*WHAT TO DO*.
Copy the line with "Read out every word on this page." and all lines following it through the last line of the entries, exactly as written.

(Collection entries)
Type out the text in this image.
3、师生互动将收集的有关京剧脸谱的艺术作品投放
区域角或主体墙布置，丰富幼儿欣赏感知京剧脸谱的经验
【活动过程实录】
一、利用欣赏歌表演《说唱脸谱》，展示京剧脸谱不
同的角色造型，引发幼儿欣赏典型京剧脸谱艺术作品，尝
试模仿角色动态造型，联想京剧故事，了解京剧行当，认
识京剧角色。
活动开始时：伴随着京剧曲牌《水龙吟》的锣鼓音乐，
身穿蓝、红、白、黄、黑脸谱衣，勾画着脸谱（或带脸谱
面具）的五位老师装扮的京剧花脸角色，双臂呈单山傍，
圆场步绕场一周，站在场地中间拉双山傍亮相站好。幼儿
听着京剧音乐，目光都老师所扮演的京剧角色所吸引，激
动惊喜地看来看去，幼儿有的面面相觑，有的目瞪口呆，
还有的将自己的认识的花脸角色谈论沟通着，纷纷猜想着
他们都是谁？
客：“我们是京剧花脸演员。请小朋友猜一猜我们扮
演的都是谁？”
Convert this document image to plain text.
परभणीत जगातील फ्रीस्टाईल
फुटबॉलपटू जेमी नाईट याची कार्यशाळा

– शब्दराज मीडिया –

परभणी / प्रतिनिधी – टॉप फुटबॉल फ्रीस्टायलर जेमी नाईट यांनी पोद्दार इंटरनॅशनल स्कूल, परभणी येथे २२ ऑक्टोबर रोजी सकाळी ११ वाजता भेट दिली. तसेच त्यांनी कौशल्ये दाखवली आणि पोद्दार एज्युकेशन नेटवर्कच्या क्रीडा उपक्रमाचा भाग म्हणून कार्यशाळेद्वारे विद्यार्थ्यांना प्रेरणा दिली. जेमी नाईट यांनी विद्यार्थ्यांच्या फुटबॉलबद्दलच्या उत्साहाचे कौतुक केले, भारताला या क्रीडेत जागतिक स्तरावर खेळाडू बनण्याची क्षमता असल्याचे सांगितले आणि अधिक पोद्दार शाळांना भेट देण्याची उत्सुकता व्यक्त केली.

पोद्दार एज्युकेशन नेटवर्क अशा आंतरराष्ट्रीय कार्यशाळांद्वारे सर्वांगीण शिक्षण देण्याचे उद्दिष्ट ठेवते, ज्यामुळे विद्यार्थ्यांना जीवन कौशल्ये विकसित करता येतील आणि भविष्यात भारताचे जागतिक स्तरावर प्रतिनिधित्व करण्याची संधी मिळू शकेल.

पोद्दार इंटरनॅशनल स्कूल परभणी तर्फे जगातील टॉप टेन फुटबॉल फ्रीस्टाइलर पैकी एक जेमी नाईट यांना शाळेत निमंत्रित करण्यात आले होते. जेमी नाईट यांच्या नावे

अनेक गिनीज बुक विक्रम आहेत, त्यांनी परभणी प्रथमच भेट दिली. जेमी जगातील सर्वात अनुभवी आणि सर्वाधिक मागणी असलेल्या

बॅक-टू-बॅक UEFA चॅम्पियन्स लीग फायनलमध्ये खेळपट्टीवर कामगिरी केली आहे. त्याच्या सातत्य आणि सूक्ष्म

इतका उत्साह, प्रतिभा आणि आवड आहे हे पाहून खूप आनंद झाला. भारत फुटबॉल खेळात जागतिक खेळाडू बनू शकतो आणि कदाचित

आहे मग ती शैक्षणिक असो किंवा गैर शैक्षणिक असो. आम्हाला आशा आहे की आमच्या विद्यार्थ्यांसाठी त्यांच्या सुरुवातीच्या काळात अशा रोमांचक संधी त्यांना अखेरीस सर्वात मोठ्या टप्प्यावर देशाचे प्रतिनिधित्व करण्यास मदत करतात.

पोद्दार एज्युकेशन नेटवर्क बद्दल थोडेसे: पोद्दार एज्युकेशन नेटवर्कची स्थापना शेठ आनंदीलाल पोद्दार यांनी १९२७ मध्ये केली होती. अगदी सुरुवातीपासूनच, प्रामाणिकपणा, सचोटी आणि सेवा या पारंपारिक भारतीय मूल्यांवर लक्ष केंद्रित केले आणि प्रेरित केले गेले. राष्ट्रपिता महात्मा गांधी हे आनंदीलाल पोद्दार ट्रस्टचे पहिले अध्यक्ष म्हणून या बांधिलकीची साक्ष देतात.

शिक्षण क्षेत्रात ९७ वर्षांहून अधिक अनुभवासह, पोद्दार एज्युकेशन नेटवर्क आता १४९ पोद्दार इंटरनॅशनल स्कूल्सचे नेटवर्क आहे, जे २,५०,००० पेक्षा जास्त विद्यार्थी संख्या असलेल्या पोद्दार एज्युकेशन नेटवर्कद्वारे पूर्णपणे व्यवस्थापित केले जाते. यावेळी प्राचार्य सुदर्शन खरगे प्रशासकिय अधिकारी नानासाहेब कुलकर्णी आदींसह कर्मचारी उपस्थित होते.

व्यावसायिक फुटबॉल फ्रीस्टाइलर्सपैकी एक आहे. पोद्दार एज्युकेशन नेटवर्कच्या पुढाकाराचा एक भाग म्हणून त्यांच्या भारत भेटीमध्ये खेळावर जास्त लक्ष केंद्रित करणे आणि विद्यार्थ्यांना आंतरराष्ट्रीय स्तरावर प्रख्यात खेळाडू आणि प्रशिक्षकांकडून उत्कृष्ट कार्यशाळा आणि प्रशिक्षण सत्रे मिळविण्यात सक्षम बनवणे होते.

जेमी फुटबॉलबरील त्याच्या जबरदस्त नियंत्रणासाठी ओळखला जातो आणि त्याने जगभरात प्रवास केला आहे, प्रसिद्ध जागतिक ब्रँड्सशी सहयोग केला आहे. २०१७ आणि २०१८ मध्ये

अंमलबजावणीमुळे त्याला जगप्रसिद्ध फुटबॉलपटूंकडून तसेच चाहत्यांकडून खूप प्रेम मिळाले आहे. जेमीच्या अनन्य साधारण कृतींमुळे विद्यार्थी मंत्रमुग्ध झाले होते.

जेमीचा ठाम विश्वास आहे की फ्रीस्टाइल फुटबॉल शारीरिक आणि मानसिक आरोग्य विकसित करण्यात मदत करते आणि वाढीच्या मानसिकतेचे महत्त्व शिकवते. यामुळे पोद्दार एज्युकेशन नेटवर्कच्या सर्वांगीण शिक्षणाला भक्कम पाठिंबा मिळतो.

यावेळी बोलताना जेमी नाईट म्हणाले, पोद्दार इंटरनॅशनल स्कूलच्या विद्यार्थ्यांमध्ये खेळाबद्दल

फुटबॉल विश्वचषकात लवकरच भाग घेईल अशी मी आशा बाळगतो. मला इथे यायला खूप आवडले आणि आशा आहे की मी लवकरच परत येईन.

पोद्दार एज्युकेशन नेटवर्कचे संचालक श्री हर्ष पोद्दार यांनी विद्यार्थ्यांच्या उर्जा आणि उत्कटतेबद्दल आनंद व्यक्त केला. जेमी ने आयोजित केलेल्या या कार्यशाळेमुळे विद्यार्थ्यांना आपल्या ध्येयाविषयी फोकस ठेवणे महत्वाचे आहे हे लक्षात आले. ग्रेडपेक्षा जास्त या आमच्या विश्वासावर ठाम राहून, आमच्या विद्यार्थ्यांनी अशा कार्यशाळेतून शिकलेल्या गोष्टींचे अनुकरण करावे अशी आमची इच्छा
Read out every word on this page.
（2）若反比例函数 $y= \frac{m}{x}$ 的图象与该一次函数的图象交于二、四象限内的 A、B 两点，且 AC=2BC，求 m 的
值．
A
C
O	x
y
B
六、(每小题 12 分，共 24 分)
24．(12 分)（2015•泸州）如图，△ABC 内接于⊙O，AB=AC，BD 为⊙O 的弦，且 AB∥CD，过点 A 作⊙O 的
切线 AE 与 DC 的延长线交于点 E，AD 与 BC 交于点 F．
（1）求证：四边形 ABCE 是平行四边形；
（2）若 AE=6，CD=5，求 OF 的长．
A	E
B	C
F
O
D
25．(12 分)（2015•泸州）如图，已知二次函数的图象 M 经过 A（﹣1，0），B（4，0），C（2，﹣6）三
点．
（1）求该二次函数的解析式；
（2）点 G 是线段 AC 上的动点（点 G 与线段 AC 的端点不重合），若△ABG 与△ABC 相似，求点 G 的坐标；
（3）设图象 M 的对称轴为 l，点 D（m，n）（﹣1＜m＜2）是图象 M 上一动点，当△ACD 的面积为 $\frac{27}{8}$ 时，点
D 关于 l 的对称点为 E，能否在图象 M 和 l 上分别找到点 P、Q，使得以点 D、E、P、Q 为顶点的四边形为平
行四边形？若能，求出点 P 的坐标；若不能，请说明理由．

*FINAL RESULT*.
Read out every word on this page.
（2）若反比例函数 $y= \frac{m}{x}$ 的图象与该一次函数的图象交于二、四象限内的 A、B 两点，且 AC=2BC，求 m 的
值．
A
C
O	x
y
B
六、(每小题 12 分，共 24 分)
24．(12 分)（2015•泸州）如图，△ABC 内接于⊙O，AB=AC，BD 为⊙O 的弦，且 AB∥CD，过点 A 作⊙O 的
切线 AE 与 DC 的延长线交于点 E，AD 与 BC 交于点 F．
（1）求证：四边形 ABCE 是平行四边形；
（2）若 AE=6，CD=5，求 OF 的长．
A	E
B	C
F
O
D
25．(12 分)（2015•泸州）如图，已知二次函数的图象 M 经过 A（﹣1，0），B（4，0），C（2，﹣6）三
点．
（1）求该二次函数的解析式；
（2）点 G 是线段 AC 上的动点（点 G 与线段 AC 的端点不重合），若△ABG 与△ABC 相似，求点 G 的坐标；
（3）设图象 M 的对称轴为 l，点 D（m，n）（﹣1＜m＜2）是图象 M 上一动点，当△ACD 的面积为 $\frac{27}{8}$ 时，点
D 关于 l 的对称点为 E，能否在图象 M 和 l 上分别找到点 P、Q，使得以点 D、E、P、Q 为顶点的四边形为平
行四边形？若能，求出点 P 的坐标；若不能，请说明理由．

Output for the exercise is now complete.